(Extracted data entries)
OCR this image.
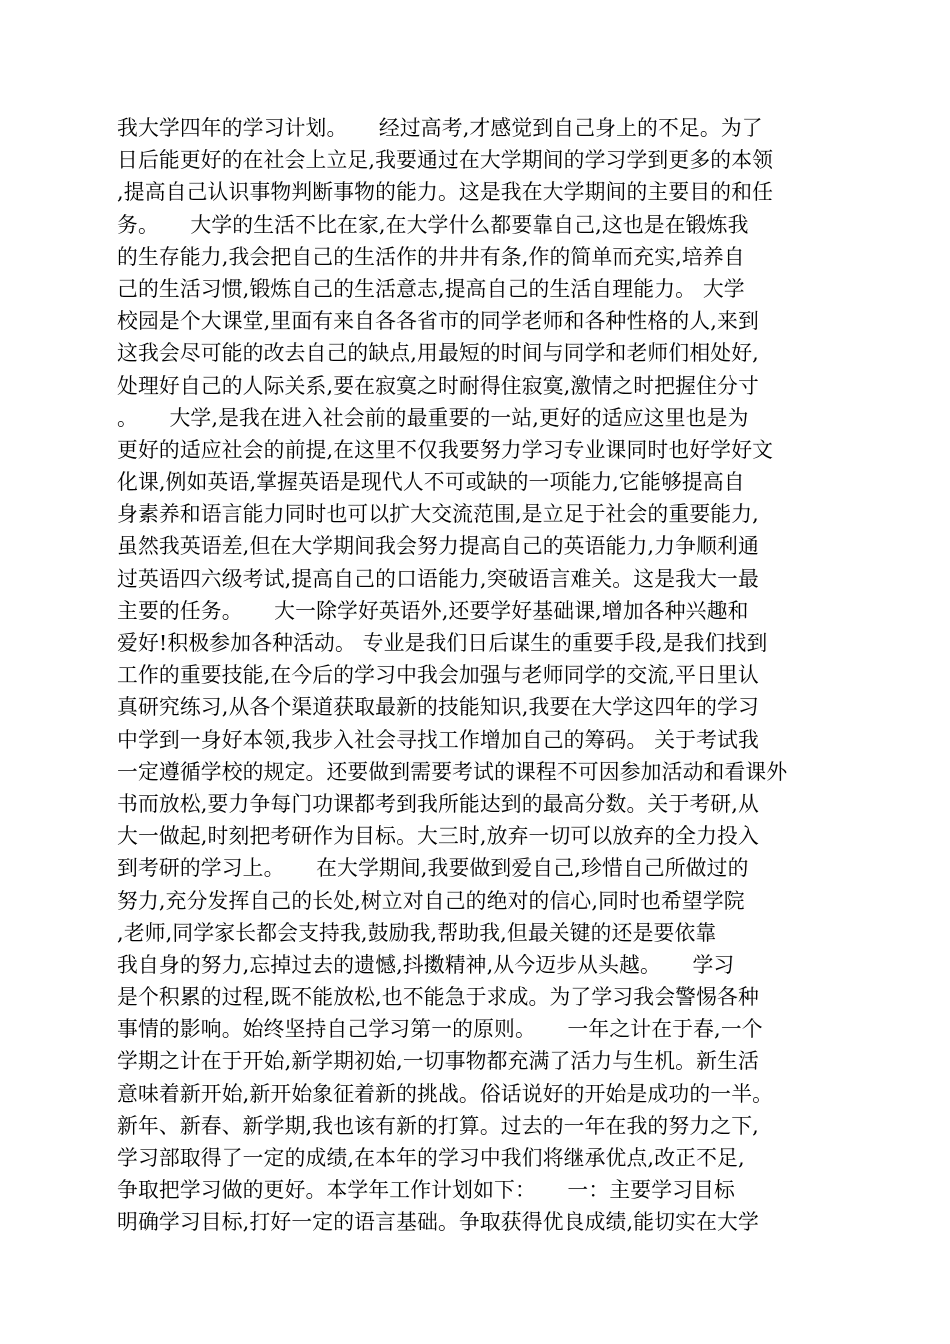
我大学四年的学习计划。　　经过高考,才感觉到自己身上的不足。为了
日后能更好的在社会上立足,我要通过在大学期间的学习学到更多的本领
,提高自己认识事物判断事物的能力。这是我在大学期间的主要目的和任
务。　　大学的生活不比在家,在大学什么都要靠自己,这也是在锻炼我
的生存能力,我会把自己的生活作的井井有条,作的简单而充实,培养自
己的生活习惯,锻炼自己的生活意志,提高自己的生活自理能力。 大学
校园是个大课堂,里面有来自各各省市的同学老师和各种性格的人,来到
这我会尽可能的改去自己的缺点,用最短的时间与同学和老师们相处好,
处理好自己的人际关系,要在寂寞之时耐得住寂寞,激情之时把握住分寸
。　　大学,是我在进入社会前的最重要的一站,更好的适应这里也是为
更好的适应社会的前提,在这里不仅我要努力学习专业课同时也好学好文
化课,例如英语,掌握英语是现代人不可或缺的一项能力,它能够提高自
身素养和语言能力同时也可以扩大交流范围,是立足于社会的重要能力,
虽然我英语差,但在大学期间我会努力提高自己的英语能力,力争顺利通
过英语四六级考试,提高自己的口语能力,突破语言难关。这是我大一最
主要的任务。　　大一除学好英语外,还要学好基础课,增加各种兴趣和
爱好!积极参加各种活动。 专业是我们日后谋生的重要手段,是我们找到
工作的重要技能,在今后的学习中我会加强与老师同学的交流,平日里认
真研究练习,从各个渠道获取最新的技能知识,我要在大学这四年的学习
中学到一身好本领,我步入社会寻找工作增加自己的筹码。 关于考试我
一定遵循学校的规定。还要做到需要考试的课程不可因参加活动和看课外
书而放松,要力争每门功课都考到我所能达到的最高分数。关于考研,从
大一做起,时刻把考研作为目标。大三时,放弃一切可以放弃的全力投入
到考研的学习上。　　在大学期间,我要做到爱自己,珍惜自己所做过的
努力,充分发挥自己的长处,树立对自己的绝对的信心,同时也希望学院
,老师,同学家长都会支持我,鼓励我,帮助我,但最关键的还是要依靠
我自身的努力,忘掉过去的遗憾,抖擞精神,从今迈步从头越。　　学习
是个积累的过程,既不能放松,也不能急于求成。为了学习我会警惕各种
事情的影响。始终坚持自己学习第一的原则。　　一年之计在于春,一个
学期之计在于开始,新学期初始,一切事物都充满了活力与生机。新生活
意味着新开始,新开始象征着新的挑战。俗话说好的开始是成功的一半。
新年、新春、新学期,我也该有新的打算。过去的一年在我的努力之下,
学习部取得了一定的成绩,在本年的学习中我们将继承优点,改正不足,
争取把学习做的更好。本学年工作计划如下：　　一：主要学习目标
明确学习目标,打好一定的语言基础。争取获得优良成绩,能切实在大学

WHAT YOU WILL DO
Write out the entries above word for word. Do not include the pictures.

RESPONSE TO THE TASK
OCR this image.
我大学四年的学习计划。　　经过高考,才感觉到自己身上的不足。为了
日后能更好的在社会上立足,我要通过在大学期间的学习学到更多的本领
,提高自己认识事物判断事物的能力。这是我在大学期间的主要目的和任
务。　　大学的生活不比在家,在大学什么都要靠自己,这也是在锻炼我
的生存能力,我会把自己的生活作的井井有条,作的简单而充实,培养自
己的生活习惯,锻炼自己的生活意志,提高自己的生活自理能力。 大学
校园是个大课堂,里面有来自各各省市的同学老师和各种性格的人,来到
这我会尽可能的改去自己的缺点,用最短的时间与同学和老师们相处好,
处理好自己的人际关系,要在寂寞之时耐得住寂寞,激情之时把握住分寸
。　　大学,是我在进入社会前的最重要的一站,更好的适应这里也是为
更好的适应社会的前提,在这里不仅我要努力学习专业课同时也好学好文
化课,例如英语,掌握英语是现代人不可或缺的一项能力,它能够提高自
身素养和语言能力同时也可以扩大交流范围,是立足于社会的重要能力,
虽然我英语差,但在大学期间我会努力提高自己的英语能力,力争顺利通
过英语四六级考试,提高自己的口语能力,突破语言难关。这是我大一最
主要的任务。　　大一除学好英语外,还要学好基础课,增加各种兴趣和
爱好!积极参加各种活动。 专业是我们日后谋生的重要手段,是我们找到
工作的重要技能,在今后的学习中我会加强与老师同学的交流,平日里认
真研究练习,从各个渠道获取最新的技能知识,我要在大学这四年的学习
中学到一身好本领,我步入社会寻找工作增加自己的筹码。 关于考试我
一定遵循学校的规定。还要做到需要考试的课程不可因参加活动和看课外
书而放松,要力争每门功课都考到我所能达到的最高分数。关于考研,从
大一做起,时刻把考研作为目标。大三时,放弃一切可以放弃的全力投入
到考研的学习上。　　在大学期间,我要做到爱自己,珍惜自己所做过的
努力,充分发挥自己的长处,树立对自己的绝对的信心,同时也希望学院
,老师,同学家长都会支持我,鼓励我,帮助我,但最关键的还是要依靠
我自身的努力,忘掉过去的遗憾,抖擞精神,从今迈步从头越。　　学习
是个积累的过程,既不能放松,也不能急于求成。为了学习我会警惕各种
事情的影响。始终坚持自己学习第一的原则。　　一年之计在于春,一个
学期之计在于开始,新学期初始,一切事物都充满了活力与生机。新生活
意味着新开始,新开始象征着新的挑战。俗话说好的开始是成功的一半。
新年、新春、新学期,我也该有新的打算。过去的一年在我的努力之下,
学习部取得了一定的成绩,在本年的学习中我们将继承优点,改正不足,
争取把学习做的更好。本学年工作计划如下：　　一：主要学习目标
明确学习目标,打好一定的语言基础。争取获得优良成绩,能切实在大学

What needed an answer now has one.